> _What is being asked_: Extract every one of the lines below verbatim, without changing any character.
* start Records to process *
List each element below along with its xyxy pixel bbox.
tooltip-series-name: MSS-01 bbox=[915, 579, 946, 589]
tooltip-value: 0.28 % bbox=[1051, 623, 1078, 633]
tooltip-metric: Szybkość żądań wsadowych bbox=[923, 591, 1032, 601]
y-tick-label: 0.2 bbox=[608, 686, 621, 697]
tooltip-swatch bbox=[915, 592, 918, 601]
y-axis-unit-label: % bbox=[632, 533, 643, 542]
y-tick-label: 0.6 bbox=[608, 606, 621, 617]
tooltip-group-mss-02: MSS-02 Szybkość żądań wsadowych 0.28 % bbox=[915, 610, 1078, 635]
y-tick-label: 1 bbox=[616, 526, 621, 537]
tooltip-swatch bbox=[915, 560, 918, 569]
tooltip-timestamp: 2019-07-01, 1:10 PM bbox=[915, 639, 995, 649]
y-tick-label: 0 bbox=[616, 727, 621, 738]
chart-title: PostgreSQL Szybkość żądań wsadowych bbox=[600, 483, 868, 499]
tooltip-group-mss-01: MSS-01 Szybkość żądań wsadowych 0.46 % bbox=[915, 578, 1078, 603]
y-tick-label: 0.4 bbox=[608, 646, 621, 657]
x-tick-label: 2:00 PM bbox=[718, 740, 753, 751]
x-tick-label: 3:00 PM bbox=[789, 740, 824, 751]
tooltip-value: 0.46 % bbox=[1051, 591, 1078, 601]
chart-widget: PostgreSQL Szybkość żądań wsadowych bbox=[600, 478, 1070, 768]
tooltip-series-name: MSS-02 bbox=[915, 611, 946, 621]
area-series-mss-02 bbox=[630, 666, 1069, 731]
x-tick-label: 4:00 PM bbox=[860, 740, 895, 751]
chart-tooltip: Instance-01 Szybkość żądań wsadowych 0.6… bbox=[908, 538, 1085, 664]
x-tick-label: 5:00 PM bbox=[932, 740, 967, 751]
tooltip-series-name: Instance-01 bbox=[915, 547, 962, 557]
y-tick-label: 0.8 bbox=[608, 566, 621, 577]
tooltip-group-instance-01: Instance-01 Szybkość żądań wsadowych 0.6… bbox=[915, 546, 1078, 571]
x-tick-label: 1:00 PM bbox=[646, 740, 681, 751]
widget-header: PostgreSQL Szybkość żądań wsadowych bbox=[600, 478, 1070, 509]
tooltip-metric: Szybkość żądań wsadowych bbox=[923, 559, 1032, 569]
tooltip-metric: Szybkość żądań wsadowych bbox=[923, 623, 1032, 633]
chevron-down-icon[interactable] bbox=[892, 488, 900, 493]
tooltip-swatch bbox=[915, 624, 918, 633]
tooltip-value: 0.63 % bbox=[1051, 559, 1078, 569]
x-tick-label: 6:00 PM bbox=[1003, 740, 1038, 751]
* end Records to process *
> _Solution_:
List each element below along with its xyxy pixel bbox.
tooltip-series-name: MSS-01 bbox=[915, 579, 946, 589]
tooltip-value: 0.28 % bbox=[1051, 623, 1078, 633]
tooltip-metric: Szybkość żądań wsadowych bbox=[923, 591, 1032, 601]
y-tick-label: 0.2 bbox=[608, 686, 621, 697]
tooltip-swatch bbox=[915, 592, 918, 601]
y-axis-unit-label: % bbox=[632, 533, 643, 542]
y-tick-label: 0.6 bbox=[608, 606, 621, 617]
tooltip-group-mss-02: MSS-02 Szybkość żądań wsadowych 0.28 % bbox=[915, 610, 1078, 635]
y-tick-label: 1 bbox=[616, 526, 621, 537]
tooltip-swatch bbox=[915, 560, 918, 569]
tooltip-timestamp: 2019-07-01, 1:10 PM bbox=[915, 639, 995, 649]
y-tick-label: 0 bbox=[616, 727, 621, 738]
chart-title: PostgreSQL Szybkość żądań wsadowych bbox=[600, 483, 868, 499]
tooltip-group-mss-01: MSS-01 Szybkość żądań wsadowych 0.46 % bbox=[915, 578, 1078, 603]
y-tick-label: 0.4 bbox=[608, 646, 621, 657]
x-tick-label: 2:00 PM bbox=[718, 740, 753, 751]
x-tick-label: 3:00 PM bbox=[789, 740, 824, 751]
tooltip-value: 0.46 % bbox=[1051, 591, 1078, 601]
chart-widget: PostgreSQL Szybkość żądań wsadowych bbox=[600, 478, 1070, 768]
tooltip-series-name: MSS-02 bbox=[915, 611, 946, 621]
area-series-mss-02 bbox=[630, 666, 1069, 731]
x-tick-label: 4:00 PM bbox=[860, 740, 895, 751]
chart-tooltip: Instance-01 Szybkość żądań wsadowych 0.6… bbox=[908, 538, 1085, 664]
x-tick-label: 5:00 PM bbox=[932, 740, 967, 751]
tooltip-series-name: Instance-01 bbox=[915, 547, 962, 557]
y-tick-label: 0.8 bbox=[608, 566, 621, 577]
tooltip-group-instance-01: Instance-01 Szybkość żądań wsadowych 0.6… bbox=[915, 546, 1078, 571]
x-tick-label: 1:00 PM bbox=[646, 740, 681, 751]
widget-header: PostgreSQL Szybkość żądań wsadowych bbox=[600, 478, 1070, 509]
tooltip-metric: Szybkość żądań wsadowych bbox=[923, 559, 1032, 569]
tooltip-metric: Szybkość żądań wsadowych bbox=[923, 623, 1032, 633]
chevron-down-icon[interactable] bbox=[892, 488, 900, 493]
tooltip-swatch bbox=[915, 624, 918, 633]
tooltip-value: 0.63 % bbox=[1051, 559, 1078, 569]
x-tick-label: 6:00 PM bbox=[1003, 740, 1038, 751]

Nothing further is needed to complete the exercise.